Below is some material; transcribe all of it exactly.

§ Exercise input:
--- begin ---

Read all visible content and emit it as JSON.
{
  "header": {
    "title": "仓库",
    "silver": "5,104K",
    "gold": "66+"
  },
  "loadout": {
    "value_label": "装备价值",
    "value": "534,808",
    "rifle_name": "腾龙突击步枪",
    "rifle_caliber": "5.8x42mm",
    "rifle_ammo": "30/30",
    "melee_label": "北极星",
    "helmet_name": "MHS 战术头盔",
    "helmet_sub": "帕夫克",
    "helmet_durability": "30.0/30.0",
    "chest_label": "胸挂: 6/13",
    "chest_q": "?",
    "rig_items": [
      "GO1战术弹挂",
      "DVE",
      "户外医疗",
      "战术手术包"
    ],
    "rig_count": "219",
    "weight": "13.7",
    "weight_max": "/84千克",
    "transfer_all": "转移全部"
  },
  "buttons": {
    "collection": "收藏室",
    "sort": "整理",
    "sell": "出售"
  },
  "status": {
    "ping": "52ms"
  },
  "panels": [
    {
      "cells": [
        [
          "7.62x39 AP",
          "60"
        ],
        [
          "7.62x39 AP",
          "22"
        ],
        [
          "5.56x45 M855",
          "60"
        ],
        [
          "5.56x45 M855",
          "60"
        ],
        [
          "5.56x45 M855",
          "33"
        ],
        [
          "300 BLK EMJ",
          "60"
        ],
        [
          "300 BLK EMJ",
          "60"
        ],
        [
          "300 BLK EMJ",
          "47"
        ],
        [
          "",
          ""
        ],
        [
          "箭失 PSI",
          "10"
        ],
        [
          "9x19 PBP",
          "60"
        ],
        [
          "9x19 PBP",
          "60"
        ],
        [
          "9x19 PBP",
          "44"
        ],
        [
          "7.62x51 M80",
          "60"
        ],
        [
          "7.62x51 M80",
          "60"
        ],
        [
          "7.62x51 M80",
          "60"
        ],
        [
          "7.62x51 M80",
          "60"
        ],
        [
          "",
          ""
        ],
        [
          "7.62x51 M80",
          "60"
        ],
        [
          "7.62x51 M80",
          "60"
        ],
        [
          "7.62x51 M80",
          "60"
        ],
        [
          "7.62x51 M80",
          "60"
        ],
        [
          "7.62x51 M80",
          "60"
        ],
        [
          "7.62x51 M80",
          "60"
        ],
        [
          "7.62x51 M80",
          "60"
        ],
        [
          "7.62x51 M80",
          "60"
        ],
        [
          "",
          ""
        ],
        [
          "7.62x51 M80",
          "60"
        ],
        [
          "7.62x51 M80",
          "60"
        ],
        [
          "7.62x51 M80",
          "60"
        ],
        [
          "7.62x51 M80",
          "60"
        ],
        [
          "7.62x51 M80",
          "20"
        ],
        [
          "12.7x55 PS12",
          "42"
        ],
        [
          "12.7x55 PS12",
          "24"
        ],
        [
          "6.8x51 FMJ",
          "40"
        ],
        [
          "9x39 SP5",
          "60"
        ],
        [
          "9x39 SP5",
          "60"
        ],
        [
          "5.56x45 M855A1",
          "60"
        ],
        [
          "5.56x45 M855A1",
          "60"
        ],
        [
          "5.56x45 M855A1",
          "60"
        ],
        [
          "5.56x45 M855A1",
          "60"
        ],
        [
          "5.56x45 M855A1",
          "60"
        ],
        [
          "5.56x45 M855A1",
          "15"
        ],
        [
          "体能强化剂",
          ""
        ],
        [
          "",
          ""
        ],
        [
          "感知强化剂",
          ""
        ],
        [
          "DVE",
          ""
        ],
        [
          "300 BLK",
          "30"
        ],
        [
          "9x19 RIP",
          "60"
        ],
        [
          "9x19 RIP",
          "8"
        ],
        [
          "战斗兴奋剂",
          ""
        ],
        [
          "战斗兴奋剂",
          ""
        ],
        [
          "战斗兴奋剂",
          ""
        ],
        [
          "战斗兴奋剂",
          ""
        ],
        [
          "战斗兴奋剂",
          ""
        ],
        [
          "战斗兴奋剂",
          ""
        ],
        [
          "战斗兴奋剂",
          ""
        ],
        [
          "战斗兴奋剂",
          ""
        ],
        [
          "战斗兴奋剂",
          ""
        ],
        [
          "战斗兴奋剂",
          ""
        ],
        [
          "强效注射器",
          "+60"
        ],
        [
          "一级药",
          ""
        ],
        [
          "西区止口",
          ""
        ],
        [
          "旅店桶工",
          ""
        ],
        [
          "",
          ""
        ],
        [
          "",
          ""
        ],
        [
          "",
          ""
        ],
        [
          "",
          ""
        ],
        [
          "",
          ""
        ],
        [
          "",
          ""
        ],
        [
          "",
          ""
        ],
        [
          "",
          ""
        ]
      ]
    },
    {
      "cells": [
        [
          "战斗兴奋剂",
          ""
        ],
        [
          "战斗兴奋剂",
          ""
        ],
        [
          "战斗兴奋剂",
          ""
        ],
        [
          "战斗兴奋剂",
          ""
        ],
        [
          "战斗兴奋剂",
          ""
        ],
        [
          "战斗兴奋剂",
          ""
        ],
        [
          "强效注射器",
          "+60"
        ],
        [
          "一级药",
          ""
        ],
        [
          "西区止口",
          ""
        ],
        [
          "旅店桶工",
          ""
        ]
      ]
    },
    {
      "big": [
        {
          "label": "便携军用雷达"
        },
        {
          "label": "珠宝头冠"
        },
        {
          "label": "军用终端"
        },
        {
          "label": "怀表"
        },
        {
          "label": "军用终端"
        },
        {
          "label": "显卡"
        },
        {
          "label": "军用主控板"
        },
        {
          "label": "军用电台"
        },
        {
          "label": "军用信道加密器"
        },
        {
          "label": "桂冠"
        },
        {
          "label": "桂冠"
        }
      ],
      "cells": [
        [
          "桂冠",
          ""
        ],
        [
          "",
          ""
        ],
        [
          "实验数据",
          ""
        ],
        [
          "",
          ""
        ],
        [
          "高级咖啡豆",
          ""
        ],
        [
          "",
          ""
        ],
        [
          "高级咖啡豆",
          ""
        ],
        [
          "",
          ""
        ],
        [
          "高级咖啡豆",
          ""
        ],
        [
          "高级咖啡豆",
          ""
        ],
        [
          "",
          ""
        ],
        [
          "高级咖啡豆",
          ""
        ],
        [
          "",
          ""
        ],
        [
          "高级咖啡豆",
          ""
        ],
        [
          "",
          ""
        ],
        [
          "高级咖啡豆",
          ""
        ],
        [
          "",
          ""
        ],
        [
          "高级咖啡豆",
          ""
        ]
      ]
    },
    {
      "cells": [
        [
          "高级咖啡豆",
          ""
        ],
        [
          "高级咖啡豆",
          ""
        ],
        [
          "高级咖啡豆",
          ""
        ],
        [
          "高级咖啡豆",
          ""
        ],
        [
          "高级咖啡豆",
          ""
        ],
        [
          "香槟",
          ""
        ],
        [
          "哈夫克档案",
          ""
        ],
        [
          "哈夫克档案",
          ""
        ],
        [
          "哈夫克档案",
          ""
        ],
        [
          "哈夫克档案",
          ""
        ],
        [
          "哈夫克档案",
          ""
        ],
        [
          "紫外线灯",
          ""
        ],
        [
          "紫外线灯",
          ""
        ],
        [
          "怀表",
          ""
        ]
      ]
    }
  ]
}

--- end ---

§ Result for this exercise:
Read all visible content and emit it as JSON.
{
  "header": {
    "title": "仓库",
    "silver": "5,104K",
    "gold": "66+"
  },
  "loadout": {
    "value_label": "装备价值",
    "value": "534,808",
    "rifle_name": "腾龙突击步枪",
    "rifle_caliber": "5.8x42mm",
    "rifle_ammo": "30/30",
    "melee_label": "北极星",
    "helmet_name": "MHS 战术头盔",
    "helmet_sub": "帕夫克",
    "helmet_durability": "30.0/30.0",
    "chest_label": "胸挂: 6/13",
    "chest_q": "?",
    "rig_items": [
      "GO1战术弹挂",
      "DVE",
      "户外医疗",
      "战术手术包"
    ],
    "rig_count": "219",
    "weight": "13.7",
    "weight_max": "/84千克",
    "transfer_all": "转移全部"
  },
  "buttons": {
    "collection": "收藏室",
    "sort": "整理",
    "sell": "出售"
  },
  "status": {
    "ping": "52ms"
  },
  "panels": [
    {
      "cells": [
        [
          "7.62x39 AP",
          "60"
        ],
        [
          "7.62x39 AP",
          "22"
        ],
        [
          "5.56x45 M855",
          "60"
        ],
        [
          "5.56x45 M855",
          "60"
        ],
        [
          "5.56x45 M855",
          "33"
        ],
        [
          "300 BLK EMJ",
          "60"
        ],
        [
          "300 BLK EMJ",
          "60"
        ],
        [
          "300 BLK EMJ",
          "47"
        ],
        [
          "",
          ""
        ],
        [
          "箭失 PSI",
          "10"
        ],
        [
          "9x19 PBP",
          "60"
        ],
        [
          "9x19 PBP",
          "60"
        ],
        [
          "9x19 PBP",
          "44"
        ],
        [
          "7.62x51 M80",
          "60"
        ],
        [
          "7.62x51 M80",
          "60"
        ],
        [
          "7.62x51 M80",
          "60"
        ],
        [
          "7.62x51 M80",
          "60"
        ],
        [
          "",
          ""
        ],
        [
          "7.62x51 M80",
          "60"
        ],
        [
          "7.62x51 M80",
          "60"
        ],
        [
          "7.62x51 M80",
          "60"
        ],
        [
          "7.62x51 M80",
          "60"
        ],
        [
          "7.62x51 M80",
          "60"
        ],
        [
          "7.62x51 M80",
          "60"
        ],
        [
          "7.62x51 M80",
          "60"
        ],
        [
          "7.62x51 M80",
          "60"
        ],
        [
          "",
          ""
        ],
        [
          "7.62x51 M80",
          "60"
        ],
        [
          "7.62x51 M80",
          "60"
        ],
        [
          "7.62x51 M80",
          "60"
        ],
        [
          "7.62x51 M80",
          "60"
        ],
        [
          "7.62x51 M80",
          "20"
        ],
        [
          "12.7x55 PS12",
          "42"
        ],
        [
          "12.7x55 PS12",
          "24"
        ],
        [
          "6.8x51 FMJ",
          "40"
        ],
        [
          "9x39 SP5",
          "60"
        ],
        [
          "9x39 SP5",
          "60"
        ],
        [
          "5.56x45 M855A1",
          "60"
        ],
        [
          "5.56x45 M855A1",
          "60"
        ],
        [
          "5.56x45 M855A1",
          "60"
        ],
        [
          "5.56x45 M855A1",
          "60"
        ],
        [
          "5.56x45 M855A1",
          "60"
        ],
        [
          "5.56x45 M855A1",
          "15"
        ],
        [
          "体能强化剂",
          ""
        ],
        [
          "",
          ""
        ],
        [
          "感知强化剂",
          ""
        ],
        [
          "DVE",
          ""
        ],
        [
          "300 BLK",
          "30"
        ],
        [
          "9x19 RIP",
          "60"
        ],
        [
          "9x19 RIP",
          "8"
        ],
        [
          "战斗兴奋剂",
          ""
        ],
        [
          "战斗兴奋剂",
          ""
        ],
        [
          "战斗兴奋剂",
          ""
        ],
        [
          "战斗兴奋剂",
          ""
        ],
        [
          "战斗兴奋剂",
          ""
        ],
        [
          "战斗兴奋剂",
          ""
        ],
        [
          "战斗兴奋剂",
          ""
        ],
        [
          "战斗兴奋剂",
          ""
        ],
        [
          "战斗兴奋剂",
          ""
        ],
        [
          "战斗兴奋剂",
          ""
        ],
        [
          "强效注射器",
          "+60"
        ],
        [
          "一级药",
          ""
        ],
        [
          "西区止口",
          ""
        ],
        [
          "旅店桶工",
          ""
        ],
        [
          "",
          ""
        ],
        [
          "",
          ""
        ],
        [
          "",
          ""
        ],
        [
          "",
          ""
        ],
        [
          "",
          ""
        ],
        [
          "",
          ""
        ],
        [
          "",
          ""
        ],
        [
          "",
          ""
        ]
      ]
    },
    {
      "cells": [
        [
          "战斗兴奋剂",
          ""
        ],
        [
          "战斗兴奋剂",
          ""
        ],
        [
          "战斗兴奋剂",
          ""
        ],
        [
          "战斗兴奋剂",
          ""
        ],
        [
          "战斗兴奋剂",
          ""
        ],
        [
          "战斗兴奋剂",
          ""
        ],
        [
          "强效注射器",
          "+60"
        ],
        [
          "一级药",
          ""
        ],
        [
          "西区止口",
          ""
        ],
        [
          "旅店桶工",
          ""
        ]
      ]
    },
    {
      "big": [
        {
          "label": "便携军用雷达"
        },
        {
          "label": "珠宝头冠"
        },
        {
          "label": "军用终端"
        },
        {
          "label": "怀表"
        },
        {
          "label": "军用终端"
        },
        {
          "label": "显卡"
        },
        {
          "label": "军用主控板"
        },
        {
          "label": "军用电台"
        },
        {
          "label": "军用信道加密器"
        },
        {
          "label": "桂冠"
        },
        {
          "label": "桂冠"
        }
      ],
      "cells": [
        [
          "桂冠",
          ""
        ],
        [
          "",
          ""
        ],
        [
          "实验数据",
          ""
        ],
        [
          "",
          ""
        ],
        [
          "高级咖啡豆",
          ""
        ],
        [
          "",
          ""
        ],
        [
          "高级咖啡豆",
          ""
        ],
        [
          "",
          ""
        ],
        [
          "高级咖啡豆",
          ""
        ],
        [
          "高级咖啡豆",
          ""
        ],
        [
          "",
          ""
        ],
        [
          "高级咖啡豆",
          ""
        ],
        [
          "",
          ""
        ],
        [
          "高级咖啡豆",
          ""
        ],
        [
          "",
          ""
        ],
        [
          "高级咖啡豆",
          ""
        ],
        [
          "",
          ""
        ],
        [
          "高级咖啡豆",
          ""
        ]
      ]
    },
    {
      "cells": [
        [
          "高级咖啡豆",
          ""
        ],
        [
          "高级咖啡豆",
          ""
        ],
        [
          "高级咖啡豆",
          ""
        ],
        [
          "高级咖啡豆",
          ""
        ],
        [
          "高级咖啡豆",
          ""
        ],
        [
          "香槟",
          ""
        ],
        [
          "哈夫克档案",
          ""
        ],
        [
          "哈夫克档案",
          ""
        ],
        [
          "哈夫克档案",
          ""
        ],
        [
          "哈夫克档案",
          ""
        ],
        [
          "哈夫克档案",
          ""
        ],
        [
          "紫外线灯",
          ""
        ],
        [
          "紫外线灯",
          ""
        ],
        [
          "怀表",
          ""
        ]
      ]
    }
  ]
}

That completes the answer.